[BEGIN]

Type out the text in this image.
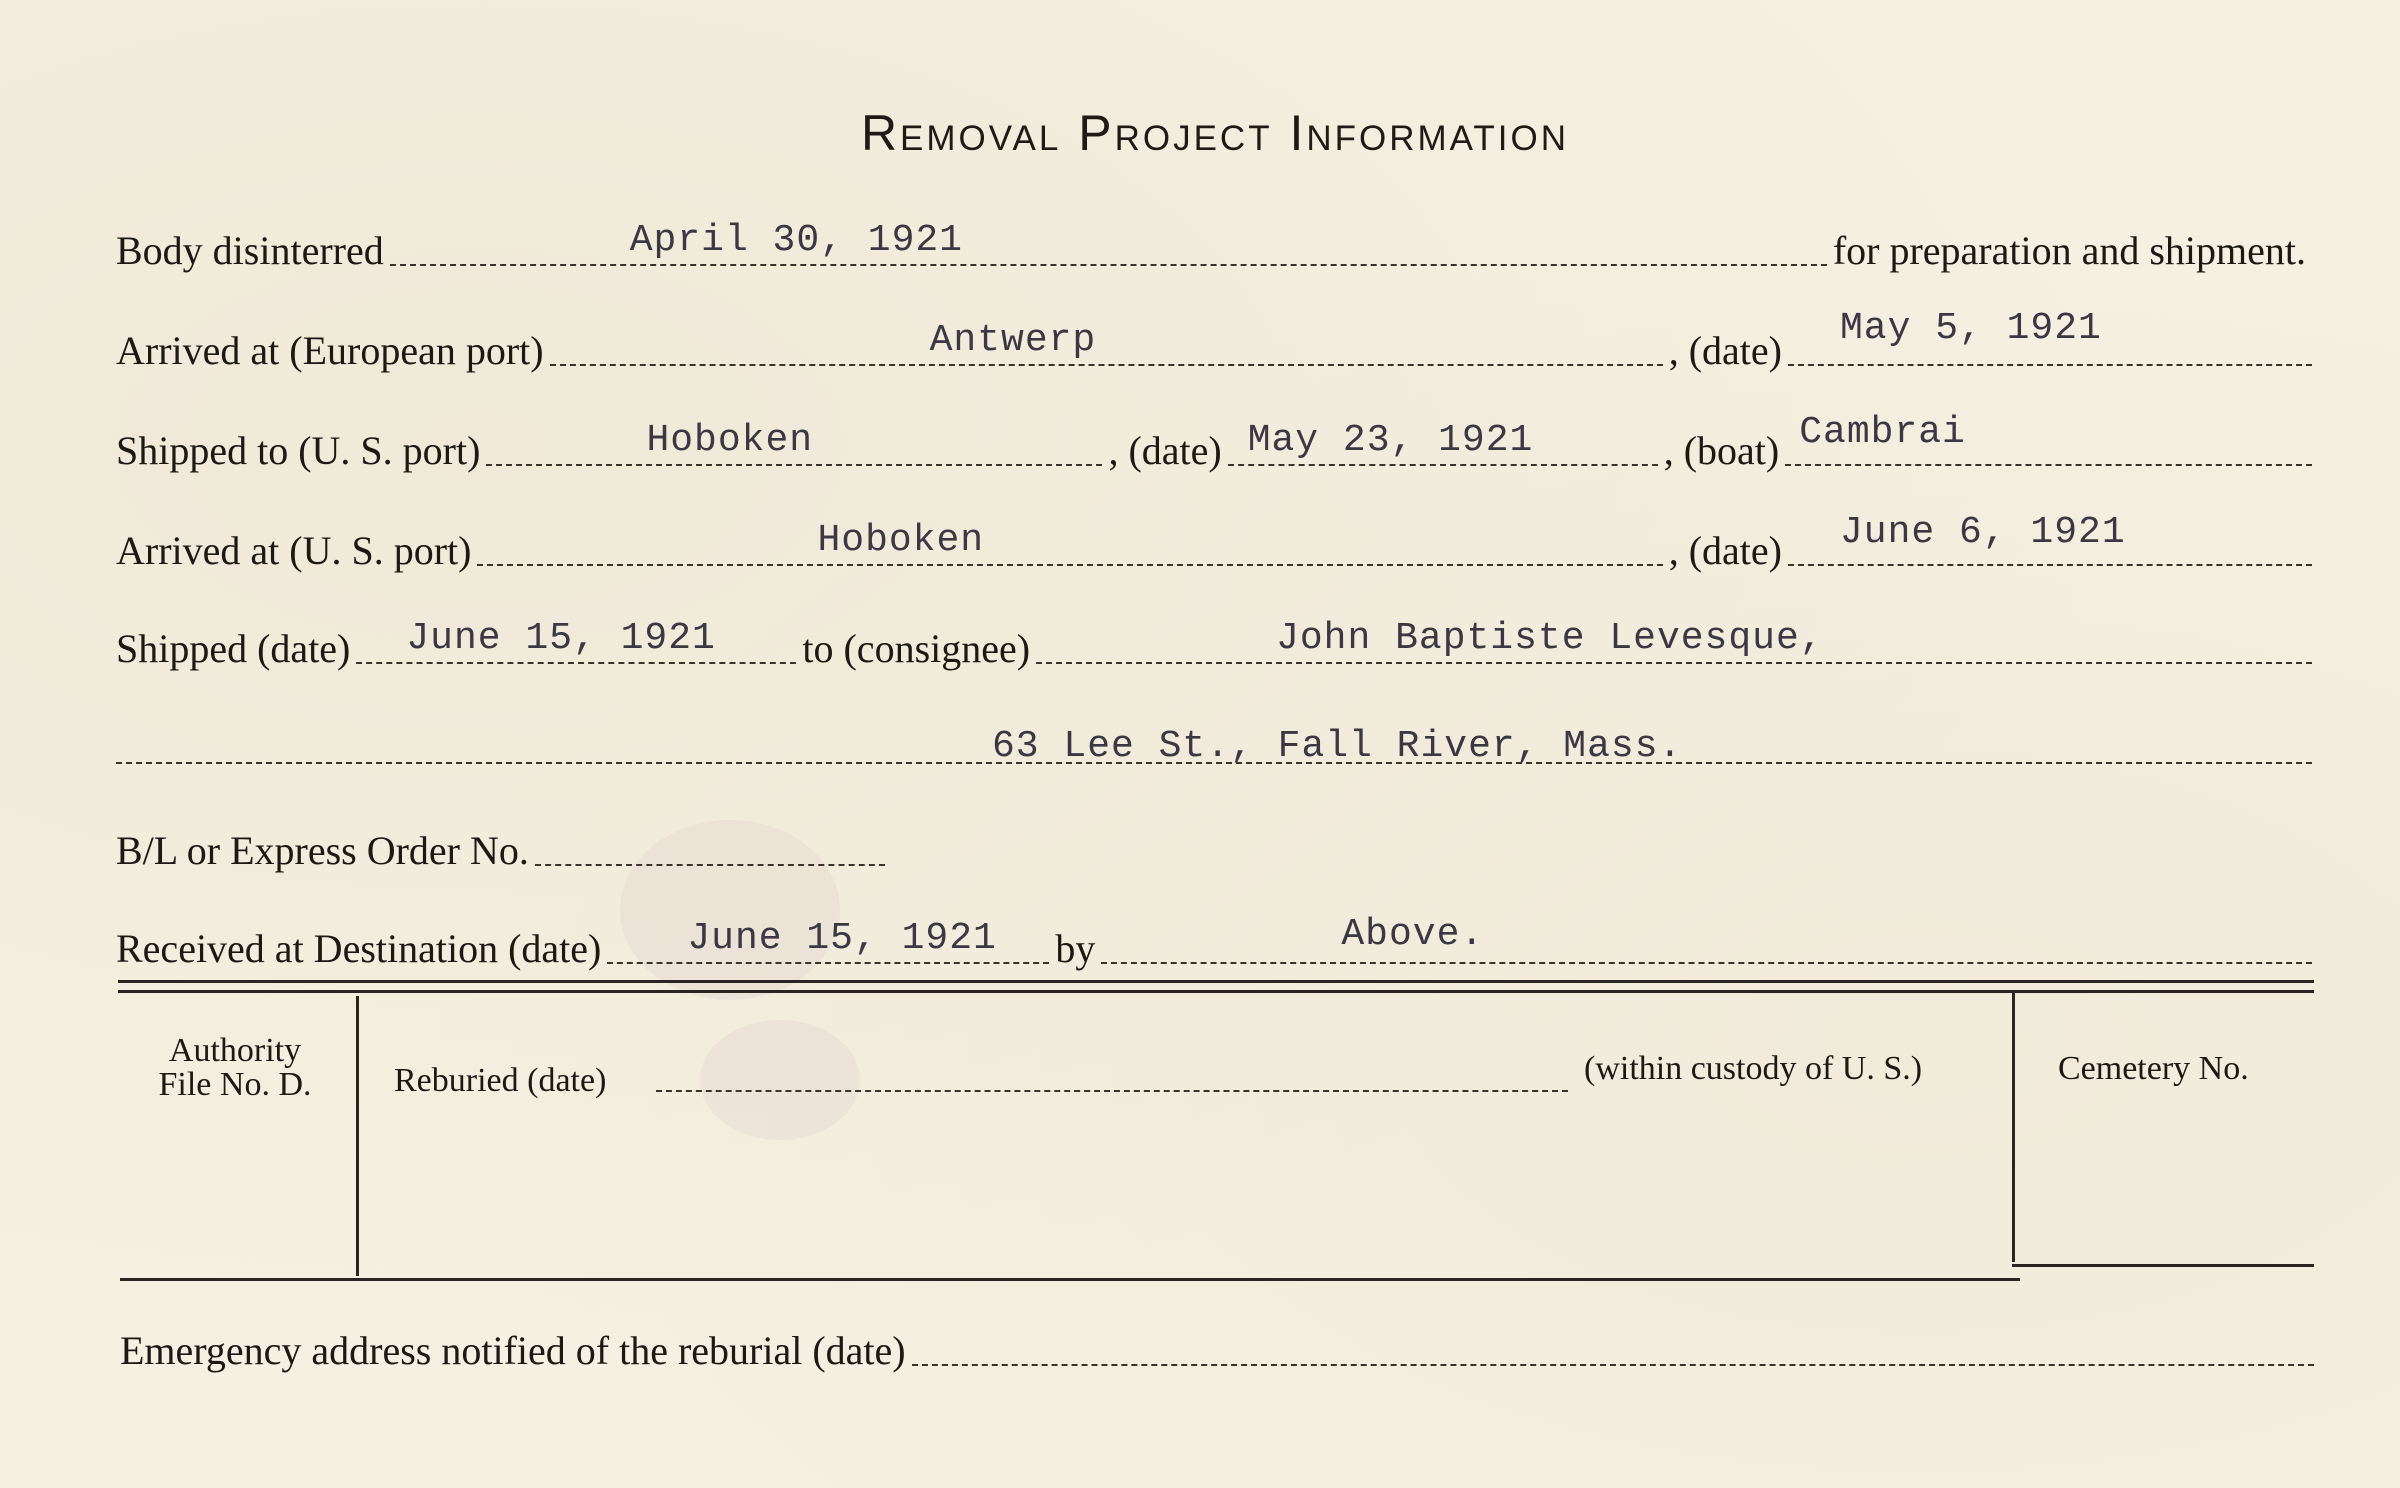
Removal Project Information
Body disinterred	April 30, 1921	for preparation and shipment.
Arrived at (European port)	Antwerp	, (date) May 5, 1921
Shipped to (U. S. port)	Hoboken	, (date) May 23, 1921	, (boat) Cambrai
Arrived at (U. S. port)	Hoboken	, (date) June 6, 1921
Shipped (date) June 15, 1921 to (consignee)	John Baptiste Levesque,
63 Lee St., Fall River, Mass.
B/L or Express Order No.
Received at Destination (date) June 15, 1921 by	Above.
Authority
File No. D.	Reburied (date)	(within custody of U. S.)	Cemetery No.
Emergency address notified of the reburial (date)
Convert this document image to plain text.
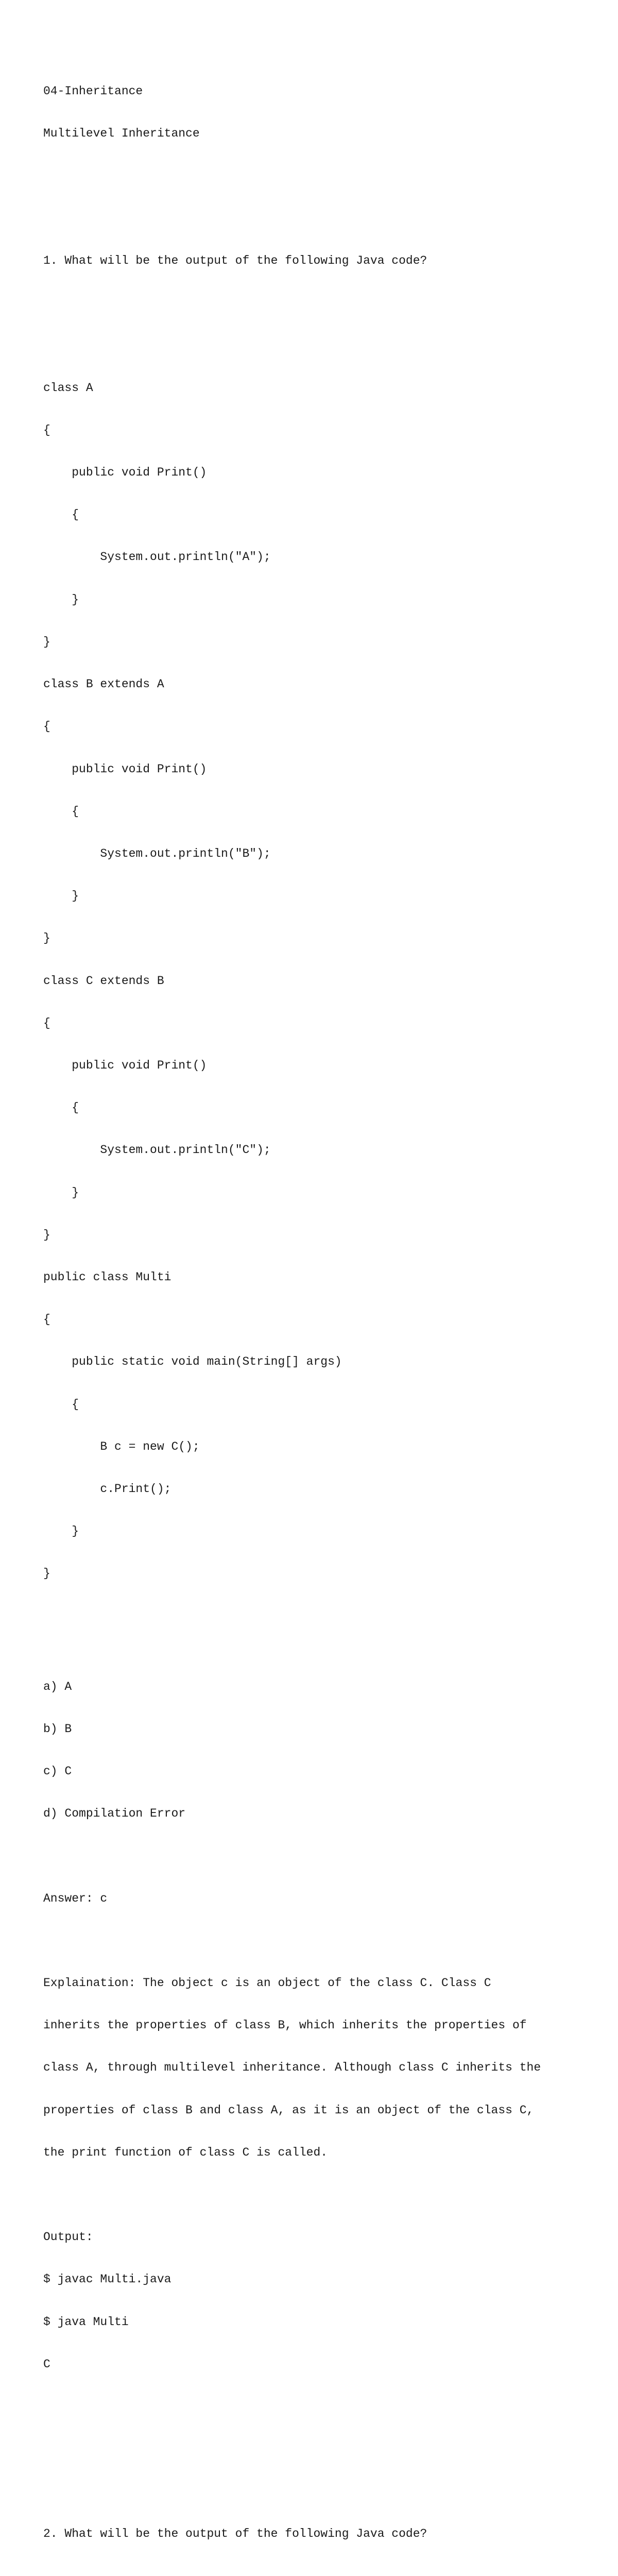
04-Inheritance

Multilevel Inheritance

1. What will be the output of the following Java code?

class A

{

public void Print()

{

System.out.println("A");

}

}

class B extends A

{

public void Print()

{

System.out.println("B");

}

}

class C extends B

{

public void Print()

{

System.out.println("C");

}

}

public class Multi

{

public static void main(String[] args)

{

B c = new C();

c.Print();

}

}

a) A

b) B

c) C

d) Compilation Error

Answer: c

Explaination: The object c is an object of the class C. Class C

inherits the properties of class B, which inherits the properties of

class A, through multilevel inheritance. Although class C inherits the

properties of class B and class A, as it is an object of the class C,

the print function of class C is called.

Output:

$ javac Multi.java

$ java Multi

C

2. What will be the output of the following Java code?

[END]

Report the number of lines above containing the word "What", with no other text.

2